Copy every line from the data below in which the string "title" can be found.

··· Provided information ···

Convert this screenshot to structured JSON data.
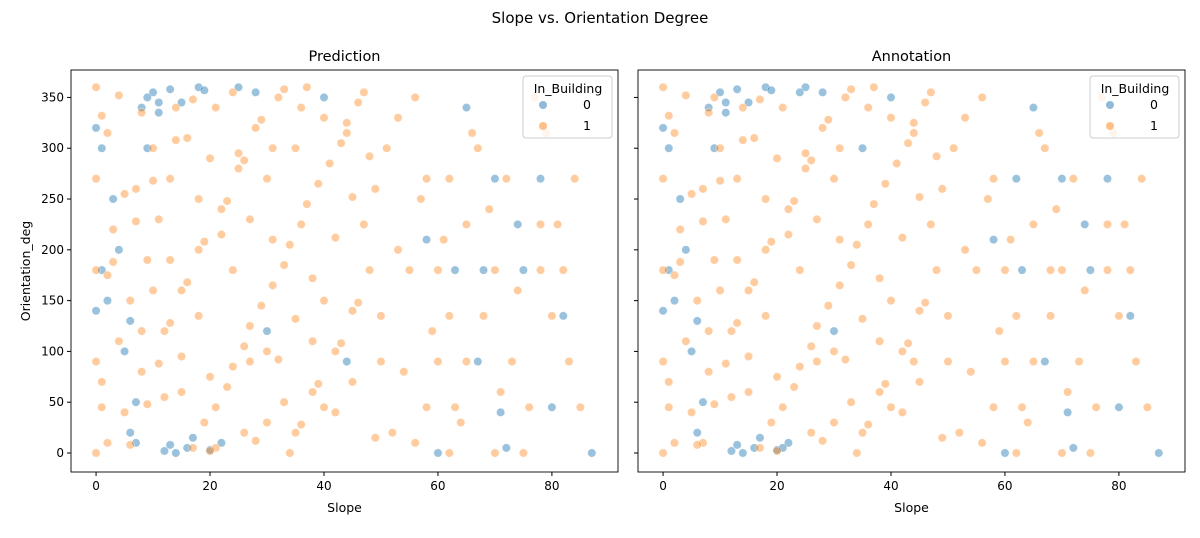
{
  "chart_data": {
    "type": "scatter",
    "title": "Slope vs. Orientation Degree",
    "colors": {
      "0": "#1f77b4",
      "1": "#ff7f0e"
    },
    "legend": {
      "title": "In_Building",
      "entries": [
        "0",
        "1"
      ],
      "placement": "top-right"
    },
    "xlim": [
      -4.4,
      91.6
    ],
    "ylim": [
      -18.7,
      377
    ],
    "xticks": [
      0,
      20,
      40,
      60,
      80
    ],
    "yticks": [
      0,
      50,
      100,
      150,
      200,
      250,
      300,
      350
    ],
    "ylabel": "Orientation_deg",
    "panels": [
      {
        "title": "Prediction",
        "xlabel": "Slope",
        "hue_index": 2
      },
      {
        "title": "Annotation",
        "xlabel": "Slope",
        "hue_index": 3
      }
    ],
    "point_fields": [
      "Slope",
      "Orientation_deg",
      "Prediction",
      "Annotation"
    ],
    "points": [
      [
        10,
        355,
        0,
        0
      ],
      [
        13,
        358,
        0,
        0
      ],
      [
        15,
        345,
        0,
        0
      ],
      [
        18,
        360,
        0,
        0
      ],
      [
        8,
        340,
        0,
        0
      ],
      [
        12,
        2,
        0,
        0
      ],
      [
        14,
        0,
        0,
        0
      ],
      [
        16,
        5,
        0,
        0
      ],
      [
        20,
        3,
        0,
        0
      ],
      [
        22,
        10,
        0,
        0
      ],
      [
        6,
        20,
        0,
        0
      ],
      [
        9,
        300,
        0,
        0
      ],
      [
        3,
        250,
        0,
        0
      ],
      [
        2,
        150,
        0,
        0
      ],
      [
        5,
        100,
        0,
        0
      ],
      [
        7,
        50,
        0,
        0
      ],
      [
        25,
        360,
        0,
        0
      ],
      [
        28,
        355,
        0,
        0
      ],
      [
        11,
        335,
        0,
        0
      ],
      [
        17,
        15,
        0,
        0
      ],
      [
        60,
        0,
        0,
        0
      ],
      [
        70,
        270,
        0,
        0
      ],
      [
        75,
        180,
        0,
        0
      ],
      [
        80,
        45,
        0,
        0
      ],
      [
        87,
        0,
        0,
        0
      ],
      [
        65,
        340,
        0,
        0
      ],
      [
        72,
        5,
        0,
        0
      ],
      [
        82,
        135,
        0,
        0
      ],
      [
        58,
        210,
        0,
        0
      ],
      [
        4,
        200,
        0,
        0
      ],
      [
        30,
        120,
        0,
        0
      ],
      [
        40,
        350,
        0,
        0
      ],
      [
        1,
        300,
        0,
        0
      ],
      [
        11,
        345,
        0,
        0
      ],
      [
        19,
        357,
        0,
        0
      ],
      [
        13,
        8,
        0,
        0
      ],
      [
        0,
        320,
        0,
        0
      ],
      [
        0,
        140,
        0,
        0
      ],
      [
        1,
        180,
        0,
        0
      ],
      [
        6,
        130,
        0,
        0
      ],
      [
        67,
        90,
        0,
        0
      ],
      [
        74,
        225,
        0,
        0
      ],
      [
        78,
        270,
        0,
        0
      ],
      [
        63,
        180,
        0,
        0
      ],
      [
        71,
        40,
        0,
        0
      ],
      [
        24,
        355,
        1,
        0
      ],
      [
        9,
        350,
        0,
        1
      ],
      [
        21,
        5,
        1,
        0
      ],
      [
        7,
        10,
        0,
        1
      ],
      [
        62,
        270,
        1,
        0
      ],
      [
        68,
        180,
        0,
        1
      ],
      [
        35,
        300,
        1,
        0
      ],
      [
        44,
        90,
        0,
        1
      ],
      [
        2,
        10,
        1,
        1
      ],
      [
        5,
        40,
        1,
        1
      ],
      [
        8,
        80,
        1,
        1
      ],
      [
        12,
        120,
        1,
        1
      ],
      [
        15,
        160,
        1,
        1
      ],
      [
        18,
        200,
        1,
        1
      ],
      [
        22,
        240,
        1,
        1
      ],
      [
        25,
        280,
        1,
        1
      ],
      [
        28,
        320,
        1,
        1
      ],
      [
        32,
        350,
        1,
        1
      ],
      [
        35,
        20,
        1,
        1
      ],
      [
        38,
        60,
        1,
        1
      ],
      [
        42,
        100,
        1,
        1
      ],
      [
        45,
        140,
        1,
        1
      ],
      [
        48,
        180,
        1,
        1
      ],
      [
        3,
        220,
        1,
        1
      ],
      [
        7,
        260,
        1,
        1
      ],
      [
        10,
        300,
        1,
        1
      ],
      [
        14,
        340,
        1,
        1
      ],
      [
        17,
        5,
        1,
        1
      ],
      [
        21,
        45,
        1,
        1
      ],
      [
        24,
        85,
        1,
        1
      ],
      [
        27,
        125,
        1,
        1
      ],
      [
        31,
        165,
        1,
        1
      ],
      [
        34,
        205,
        1,
        1
      ],
      [
        37,
        245,
        1,
        1
      ],
      [
        41,
        285,
        1,
        1
      ],
      [
        44,
        325,
        1,
        1
      ],
      [
        47,
        355,
        1,
        1
      ],
      [
        1,
        70,
        1,
        1
      ],
      [
        4,
        110,
        1,
        1
      ],
      [
        6,
        150,
        1,
        1
      ],
      [
        9,
        190,
        1,
        1
      ],
      [
        11,
        230,
        1,
        1
      ],
      [
        13,
        270,
        1,
        1
      ],
      [
        16,
        310,
        1,
        1
      ],
      [
        19,
        30,
        1,
        1
      ],
      [
        23,
        65,
        1,
        1
      ],
      [
        26,
        105,
        1,
        1
      ],
      [
        29,
        145,
        1,
        1
      ],
      [
        33,
        185,
        1,
        1
      ],
      [
        36,
        225,
        1,
        1
      ],
      [
        39,
        265,
        1,
        1
      ],
      [
        43,
        305,
        1,
        1
      ],
      [
        46,
        345,
        1,
        1
      ],
      [
        49,
        15,
        1,
        1
      ],
      [
        2,
        175,
        1,
        1
      ],
      [
        5,
        255,
        1,
        1
      ],
      [
        8,
        335,
        1,
        1
      ],
      [
        12,
        55,
        1,
        1
      ],
      [
        15,
        95,
        1,
        1
      ],
      [
        18,
        135,
        1,
        1
      ],
      [
        22,
        215,
        1,
        1
      ],
      [
        25,
        295,
        1,
        1
      ],
      [
        28,
        12,
        1,
        1
      ],
      [
        32,
        92,
        1,
        1
      ],
      [
        35,
        132,
        1,
        1
      ],
      [
        38,
        172,
        1,
        1
      ],
      [
        42,
        212,
        1,
        1
      ],
      [
        45,
        252,
        1,
        1
      ],
      [
        48,
        292,
        1,
        1
      ],
      [
        1,
        332,
        1,
        1
      ],
      [
        4,
        352,
        1,
        1
      ],
      [
        6,
        8,
        1,
        1
      ],
      [
        9,
        48,
        1,
        1
      ],
      [
        11,
        88,
        1,
        1
      ],
      [
        13,
        128,
        1,
        1
      ],
      [
        16,
        168,
        1,
        1
      ],
      [
        19,
        208,
        1,
        1
      ],
      [
        23,
        248,
        1,
        1
      ],
      [
        26,
        288,
        1,
        1
      ],
      [
        29,
        328,
        1,
        1
      ],
      [
        33,
        358,
        1,
        1
      ],
      [
        36,
        28,
        1,
        1
      ],
      [
        39,
        68,
        1,
        1
      ],
      [
        43,
        108,
        1,
        1
      ],
      [
        46,
        148,
        1,
        1
      ],
      [
        3,
        188,
        1,
        1
      ],
      [
        7,
        228,
        1,
        1
      ],
      [
        10,
        268,
        1,
        1
      ],
      [
        14,
        308,
        1,
        1
      ],
      [
        17,
        348,
        1,
        1
      ],
      [
        20,
        2,
        1,
        1
      ],
      [
        24,
        180,
        1,
        1
      ],
      [
        27,
        90,
        1,
        1
      ],
      [
        30,
        270,
        1,
        1
      ],
      [
        34,
        0,
        1,
        1
      ],
      [
        37,
        360,
        1,
        1
      ],
      [
        40,
        45,
        1,
        1
      ],
      [
        44,
        315,
        1,
        1
      ],
      [
        47,
        225,
        1,
        1
      ],
      [
        50,
        135,
        1,
        1
      ],
      [
        52,
        20,
        1,
        1
      ],
      [
        51,
        300,
        1,
        1
      ],
      [
        53,
        200,
        1,
        1
      ],
      [
        0,
        0,
        1,
        1
      ],
      [
        0,
        90,
        1,
        1
      ],
      [
        0,
        180,
        1,
        1
      ],
      [
        0,
        270,
        1,
        1
      ],
      [
        0,
        360,
        1,
        1
      ],
      [
        1,
        45,
        1,
        1
      ],
      [
        2,
        315,
        1,
        1
      ],
      [
        30,
        30,
        1,
        1
      ],
      [
        31,
        210,
        1,
        1
      ],
      [
        20,
        75,
        1,
        1
      ],
      [
        20,
        290,
        1,
        1
      ],
      [
        40,
        150,
        1,
        1
      ],
      [
        40,
        330,
        1,
        1
      ],
      [
        15,
        60,
        1,
        1
      ],
      [
        26,
        20,
        1,
        1
      ],
      [
        33,
        50,
        1,
        1
      ],
      [
        38,
        110,
        1,
        1
      ],
      [
        10,
        160,
        1,
        1
      ],
      [
        30,
        100,
        1,
        1
      ],
      [
        36,
        340,
        1,
        1
      ],
      [
        42,
        40,
        1,
        1
      ],
      [
        27,
        230,
        1,
        1
      ],
      [
        18,
        250,
        1,
        1
      ],
      [
        45,
        70,
        1,
        1
      ],
      [
        49,
        260,
        1,
        1
      ],
      [
        50,
        90,
        1,
        1
      ],
      [
        21,
        340,
        1,
        1
      ],
      [
        31,
        300,
        1,
        1
      ],
      [
        13,
        190,
        1,
        1
      ],
      [
        8,
        120,
        1,
        1
      ],
      [
        55,
        180,
        1,
        1
      ],
      [
        58,
        270,
        1,
        1
      ],
      [
        60,
        90,
        1,
        1
      ],
      [
        62,
        0,
        1,
        1
      ],
      [
        63,
        45,
        1,
        1
      ],
      [
        65,
        225,
        1,
        1
      ],
      [
        66,
        315,
        1,
        1
      ],
      [
        68,
        135,
        1,
        1
      ],
      [
        70,
        180,
        1,
        1
      ],
      [
        72,
        270,
        1,
        1
      ],
      [
        73,
        90,
        1,
        1
      ],
      [
        75,
        0,
        1,
        1
      ],
      [
        76,
        45,
        1,
        1
      ],
      [
        78,
        225,
        1,
        1
      ],
      [
        79,
        315,
        1,
        1
      ],
      [
        80,
        135,
        1,
        1
      ],
      [
        82,
        180,
        1,
        1
      ],
      [
        84,
        270,
        1,
        1
      ],
      [
        56,
        350,
        1,
        1
      ],
      [
        59,
        120,
        1,
        1
      ],
      [
        61,
        210,
        1,
        1
      ],
      [
        64,
        30,
        1,
        1
      ],
      [
        67,
        300,
        1,
        1
      ],
      [
        69,
        240,
        1,
        1
      ],
      [
        71,
        60,
        1,
        1
      ],
      [
        74,
        160,
        1,
        1
      ],
      [
        77,
        350,
        1,
        1
      ],
      [
        83,
        90,
        1,
        1
      ],
      [
        85,
        45,
        1,
        1
      ],
      [
        57,
        250,
        1,
        1
      ],
      [
        54,
        80,
        1,
        1
      ],
      [
        60,
        180,
        1,
        1
      ],
      [
        65,
        90,
        1,
        1
      ],
      [
        70,
        0,
        1,
        1
      ],
      [
        78,
        180,
        1,
        1
      ],
      [
        81,
        225,
        1,
        1
      ],
      [
        62,
        135,
        1,
        1
      ],
      [
        56,
        10,
        1,
        1
      ],
      [
        53,
        330,
        1,
        1
      ],
      [
        58,
        45,
        1,
        1
      ]
    ]
  }
}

···

## Answer below
    "title": "Slope vs. Orientation Degree",
      "title": "In_Building",
        "title": "Prediction",
        "title": "Annotation",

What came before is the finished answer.